## Brief
Extract the lines that hold the string "name".
**** Provided data
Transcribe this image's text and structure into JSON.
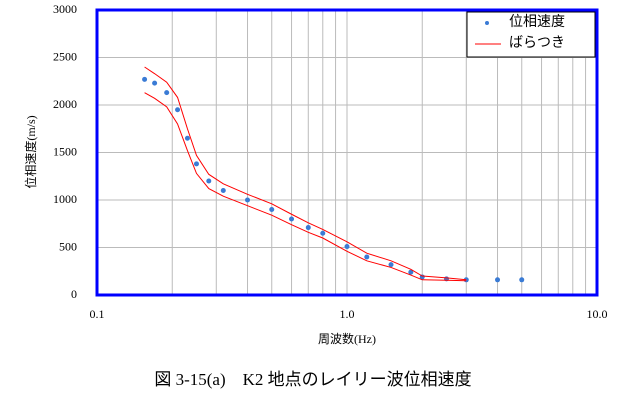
{
  "chart_data": {
    "type": "scatter-band",
    "x_label": "周波数(Hz)",
    "y_label": "位相速度(m/s)",
    "caption": "図 3-15(a)　K2 地点のレイリー波位相速度",
    "x": [
      0.155,
      0.17,
      0.19,
      0.21,
      0.23,
      0.25,
      0.28,
      0.32,
      0.4,
      0.5,
      0.6,
      0.7,
      0.8,
      1.0,
      1.2,
      1.5,
      1.8,
      2.0,
      2.5,
      3.0,
      4.0,
      5.0
    ],
    "series": [
      {
        "name": "位相速度",
        "color": "#3a7bd5",
        "values": [
          2270,
          2230,
          2130,
          1950,
          1650,
          1380,
          1200,
          1100,
          1000,
          900,
          800,
          710,
          650,
          510,
          400,
          320,
          240,
          190,
          170,
          160,
          160,
          160
        ]
      },
      {
        "name": "ばらつき",
        "color": "#ff0000",
        "upper": [
          2400,
          2330,
          2240,
          2080,
          1750,
          1470,
          1270,
          1170,
          1060,
          960,
          850,
          760,
          690,
          560,
          440,
          360,
          270,
          200,
          180,
          160,
          null,
          null
        ],
        "lower": [
          2130,
          2070,
          1980,
          1800,
          1520,
          1280,
          1120,
          1040,
          940,
          840,
          740,
          660,
          600,
          460,
          360,
          290,
          210,
          160,
          155,
          150,
          null,
          null
        ]
      }
    ],
    "xlog": true,
    "xlim": [
      0.1,
      10
    ],
    "xticks": [
      {
        "value": 0.1,
        "label": "0.1"
      },
      {
        "value": 1,
        "label": "1.0"
      },
      {
        "value": 10,
        "label": "10.0"
      }
    ],
    "x_minor_grid": [
      0.2,
      0.3,
      0.4,
      0.5,
      0.6,
      0.7,
      0.8,
      0.9,
      2,
      3,
      4,
      5,
      6,
      7,
      8,
      9
    ],
    "ylim": [
      0,
      3000
    ],
    "yticks": [
      0,
      500,
      1000,
      1500,
      2000,
      2500,
      3000
    ],
    "grid": true,
    "legend": "top-right",
    "frame_color": "#0000ff"
  }
}
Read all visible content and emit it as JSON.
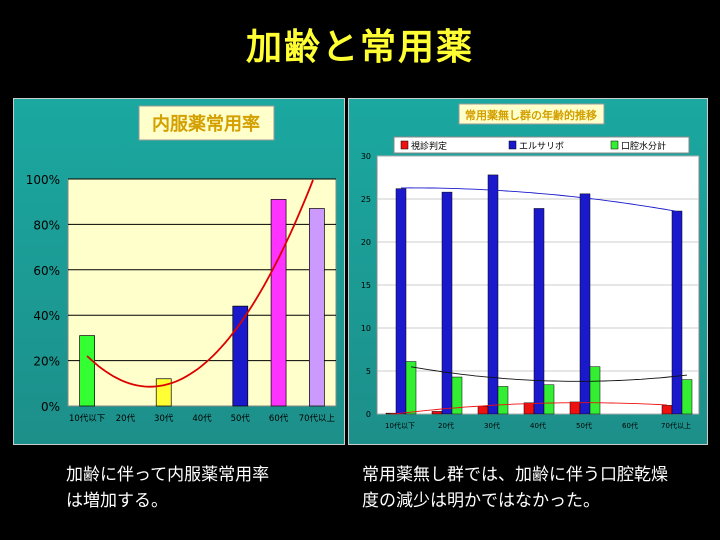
{
  "slide": {
    "title": "加齢と常用薬",
    "left_caption_line1": "加齢に伴って内服薬常用率",
    "left_caption_line2": "は増加する。",
    "right_caption_line1": "常用薬無し群では、加齢に伴う口腔乾燥",
    "right_caption_line2": "度の減少は明かではなかった。"
  },
  "chart_data": [
    {
      "type": "bar",
      "title": "内服薬常用率",
      "categories": [
        "10代以下",
        "20代",
        "30代",
        "40代",
        "50代",
        "60代",
        "70代以上"
      ],
      "values": [
        31,
        0,
        12,
        0,
        44,
        91,
        87
      ],
      "bar_colors": [
        "#33ff33",
        "#33ff33",
        "#ffff33",
        "#ffff33",
        "#1a1acc",
        "#ff33ff",
        "#cc99ff"
      ],
      "ylim": [
        0,
        100
      ],
      "yticks": [
        "0%",
        "20%",
        "40%",
        "60%",
        "80%",
        "100%"
      ],
      "trendline": "polynomial",
      "trend_color": "#dd0000",
      "grid": true,
      "plot_bg": "#ffffcc"
    },
    {
      "type": "bar",
      "title": "常用薬無し群の年齢的推移",
      "categories": [
        "10代以下",
        "20代",
        "30代",
        "40代",
        "50代",
        "60代",
        "70代以上"
      ],
      "series": [
        {
          "name": "視診判定",
          "color": "#ee1111",
          "values": [
            0.1,
            0.3,
            0.9,
            1.3,
            1.4,
            0,
            1.0
          ]
        },
        {
          "name": "エルサリボ",
          "color": "#1a1acc",
          "values": [
            26.2,
            25.8,
            27.8,
            23.9,
            25.6,
            0,
            23.6
          ]
        },
        {
          "name": "口腔水分計",
          "color": "#33ee33",
          "values": [
            6.1,
            4.3,
            3.2,
            3.4,
            5.5,
            0,
            4.0
          ]
        }
      ],
      "ylim": [
        0,
        30
      ],
      "yticks": [
        "0",
        "5",
        "10",
        "15",
        "20",
        "25",
        "30"
      ],
      "legend": "top",
      "trendlines": true,
      "grid": true,
      "plot_bg": "#ffffff"
    }
  ]
}
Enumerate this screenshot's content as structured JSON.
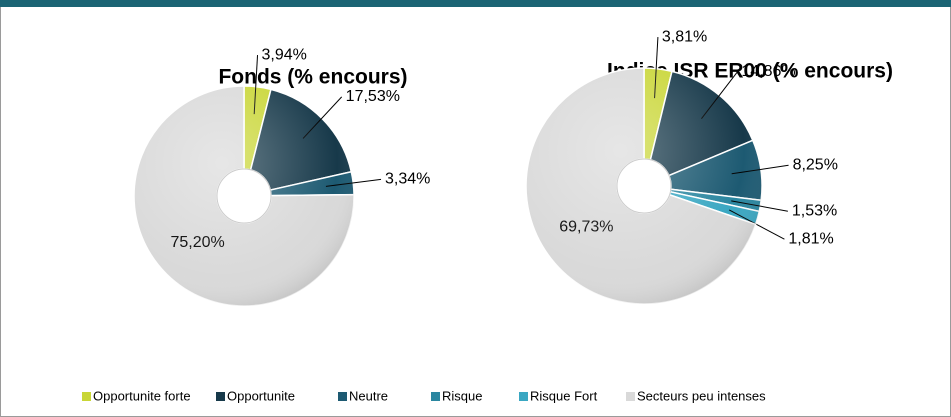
{
  "chart_data": [
    {
      "type": "pie",
      "title": "Fonds (% encours)",
      "categories": [
        "Opportunite forte",
        "Opportunite",
        "Neutre",
        "Risque",
        "Risque Fort",
        "Secteurs peu intenses"
      ],
      "values": [
        3.94,
        17.53,
        3.34,
        null,
        null,
        75.2
      ],
      "value_labels": [
        "3,94%",
        "17,53%",
        "3,34%",
        null,
        null,
        "75,20%"
      ],
      "colors": [
        "#c9d636",
        "#17394a",
        "#1d5a72",
        "#2a86a0",
        "#3aa7c2",
        "#d9d9d9"
      ]
    },
    {
      "type": "pie",
      "title": "Indice ISR ER00 (% encours)",
      "categories": [
        "Opportunite forte",
        "Opportunite",
        "Neutre",
        "Risque",
        "Risque Fort",
        "Secteurs peu intenses"
      ],
      "values": [
        3.81,
        14.86,
        8.25,
        1.53,
        1.81,
        69.73
      ],
      "value_labels": [
        "3,81%",
        "14,86%",
        "8,25%",
        "1,53%",
        "1,81%",
        "69,73%"
      ],
      "colors": [
        "#c9d636",
        "#17394a",
        "#1d5a72",
        "#2a86a0",
        "#3aa7c2",
        "#d9d9d9"
      ]
    }
  ]
}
********
## Result
        "name": "位相速度",
        "name": "ばらつき",
          "name": "視診判定",
          "name": "エルサリボ",
          "name": "口腔水分計",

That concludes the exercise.